[Written task]: Pictures do not belong in the copy; quote every entry below exactly.
· · ·
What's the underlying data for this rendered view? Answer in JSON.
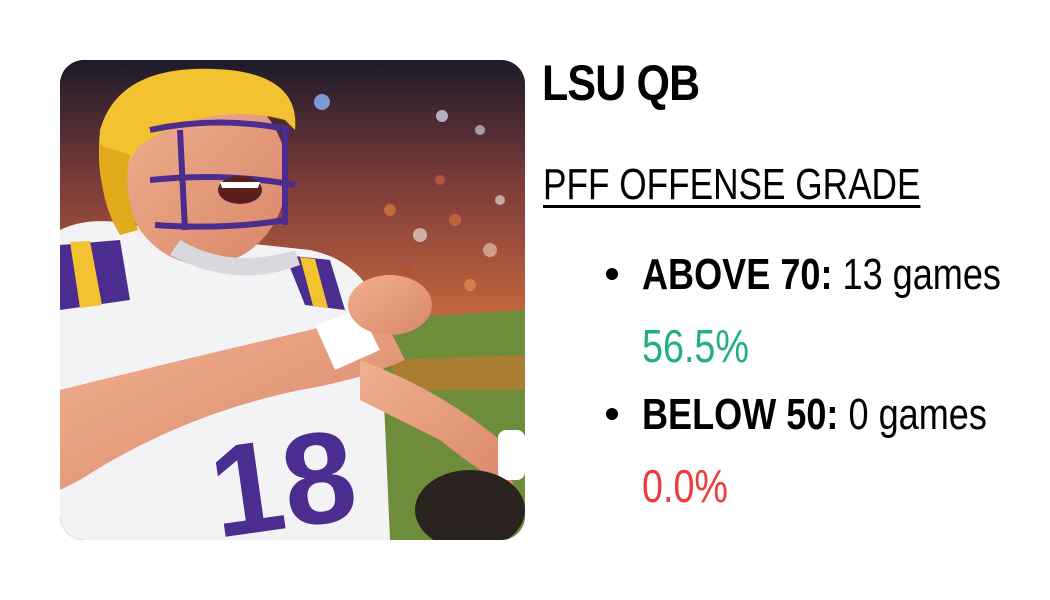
{
  "title": "LSU QB",
  "subtitle": "PFF OFFENSE GRADE",
  "stats": [
    {
      "label": "ABOVE 70:",
      "value": "13 games",
      "percent": "56.5%",
      "color": "#22b07d"
    },
    {
      "label": "BELOW 50:",
      "value": "0 games",
      "percent": "0.0%",
      "color": "#ef3b3b"
    }
  ],
  "photo": {
    "jersey_number": "18",
    "colors": {
      "gold": "#f2c230",
      "purple": "#4b2d8f",
      "white": "#f5f5f7"
    }
  }
}
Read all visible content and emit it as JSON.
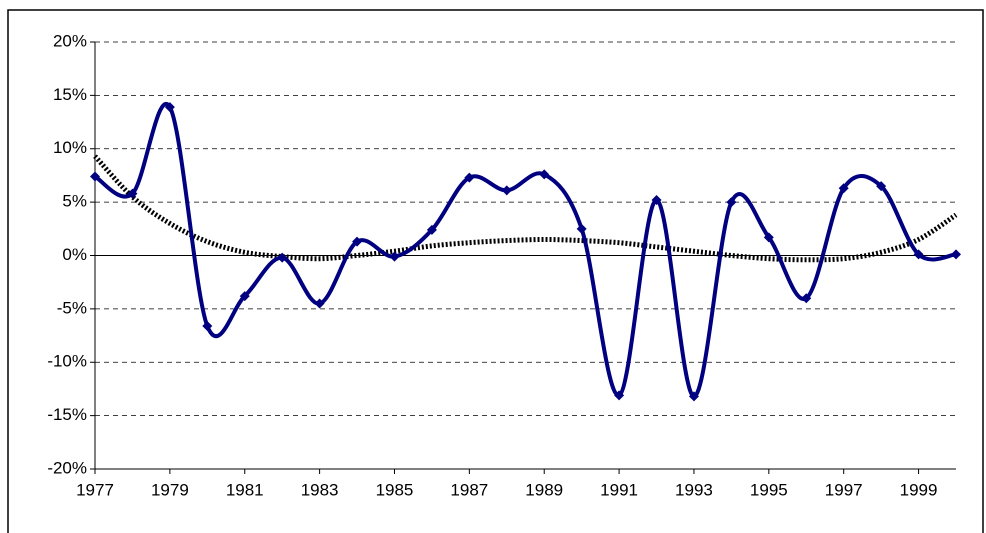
{
  "chart_data": {
    "type": "line",
    "x": [
      1977,
      1978,
      1979,
      1980,
      1981,
      1982,
      1983,
      1984,
      1985,
      1986,
      1987,
      1988,
      1989,
      1990,
      1991,
      1992,
      1993,
      1994,
      1995,
      1996,
      1997,
      1998,
      1999,
      2000
    ],
    "series": [
      {
        "color": "#000080",
        "style": "solid",
        "markers": true,
        "values": [
          7.4,
          5.8,
          13.9,
          -6.6,
          -3.8,
          -0.2,
          -4.5,
          1.3,
          -0.1,
          2.4,
          7.3,
          6.1,
          7.6,
          2.5,
          -13.1,
          5.2,
          -13.2,
          5.0,
          1.7,
          -4.0,
          6.3,
          6.5,
          0.1,
          0.1
        ]
      },
      {
        "color": "#000000",
        "style": "dotted",
        "markers": false,
        "values": [
          9.3,
          5.5,
          3.0,
          1.3,
          0.3,
          -0.1,
          -0.3,
          0.0,
          0.4,
          0.9,
          1.2,
          1.4,
          1.5,
          1.4,
          1.2,
          0.8,
          0.4,
          0.0,
          -0.3,
          -0.4,
          -0.3,
          0.3,
          1.5,
          3.8
        ]
      }
    ],
    "xlim": [
      1977,
      2000
    ],
    "xticks": [
      1977,
      1979,
      1981,
      1983,
      1985,
      1987,
      1989,
      1991,
      1993,
      1995,
      1997,
      1999
    ],
    "ylim": [
      -20,
      20
    ],
    "yticks": [
      {
        "value": -20,
        "label": "-20%"
      },
      {
        "value": -15,
        "label": "-15%"
      },
      {
        "value": -10,
        "label": "-10%"
      },
      {
        "value": -5,
        "label": "-5%"
      },
      {
        "value": 0,
        "label": "0%"
      },
      {
        "value": 5,
        "label": "5%"
      },
      {
        "value": 10,
        "label": "10%"
      },
      {
        "value": 15,
        "label": "15%"
      },
      {
        "value": 20,
        "label": "20%"
      }
    ],
    "grid": true
  }
}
· · ·
[Answer in full]:
What's the underlying data for this rendered view? Answer in JSON.
{
  "title": "LSU QB",
  "subtitle": "PFF OFFENSE GRADE",
  "stats": [
    {
      "label": "ABOVE 70:",
      "value": "13 games",
      "percent": "56.5%",
      "color": "#22b07d"
    },
    {
      "label": "BELOW 50:",
      "value": "0 games",
      "percent": "0.0%",
      "color": "#ef3b3b"
    }
  ],
  "photo": {
    "jersey_number": "18",
    "colors": {
      "gold": "#f2c230",
      "purple": "#4b2d8f",
      "white": "#f5f5f7"
    }
  }
}
Read all visible content and emit it as JSON.
{
  "chart_data": {
    "type": "line",
    "x": [
      1977,
      1978,
      1979,
      1980,
      1981,
      1982,
      1983,
      1984,
      1985,
      1986,
      1987,
      1988,
      1989,
      1990,
      1991,
      1992,
      1993,
      1994,
      1995,
      1996,
      1997,
      1998,
      1999,
      2000
    ],
    "series": [
      {
        "color": "#000080",
        "style": "solid",
        "markers": true,
        "values": [
          7.4,
          5.8,
          13.9,
          -6.6,
          -3.8,
          -0.2,
          -4.5,
          1.3,
          -0.1,
          2.4,
          7.3,
          6.1,
          7.6,
          2.5,
          -13.1,
          5.2,
          -13.2,
          5.0,
          1.7,
          -4.0,
          6.3,
          6.5,
          0.1,
          0.1
        ]
      },
      {
        "color": "#000000",
        "style": "dotted",
        "markers": false,
        "values": [
          9.3,
          5.5,
          3.0,
          1.3,
          0.3,
          -0.1,
          -0.3,
          0.0,
          0.4,
          0.9,
          1.2,
          1.4,
          1.5,
          1.4,
          1.2,
          0.8,
          0.4,
          0.0,
          -0.3,
          -0.4,
          -0.3,
          0.3,
          1.5,
          3.8
        ]
      }
    ],
    "xlim": [
      1977,
      2000
    ],
    "xticks": [
      1977,
      1979,
      1981,
      1983,
      1985,
      1987,
      1989,
      1991,
      1993,
      1995,
      1997,
      1999
    ],
    "ylim": [
      -20,
      20
    ],
    "yticks": [
      {
        "value": -20,
        "label": "-20%"
      },
      {
        "value": -15,
        "label": "-15%"
      },
      {
        "value": -10,
        "label": "-10%"
      },
      {
        "value": -5,
        "label": "-5%"
      },
      {
        "value": 0,
        "label": "0%"
      },
      {
        "value": 5,
        "label": "5%"
      },
      {
        "value": 10,
        "label": "10%"
      },
      {
        "value": 15,
        "label": "15%"
      },
      {
        "value": 20,
        "label": "20%"
      }
    ],
    "grid": true
  }
}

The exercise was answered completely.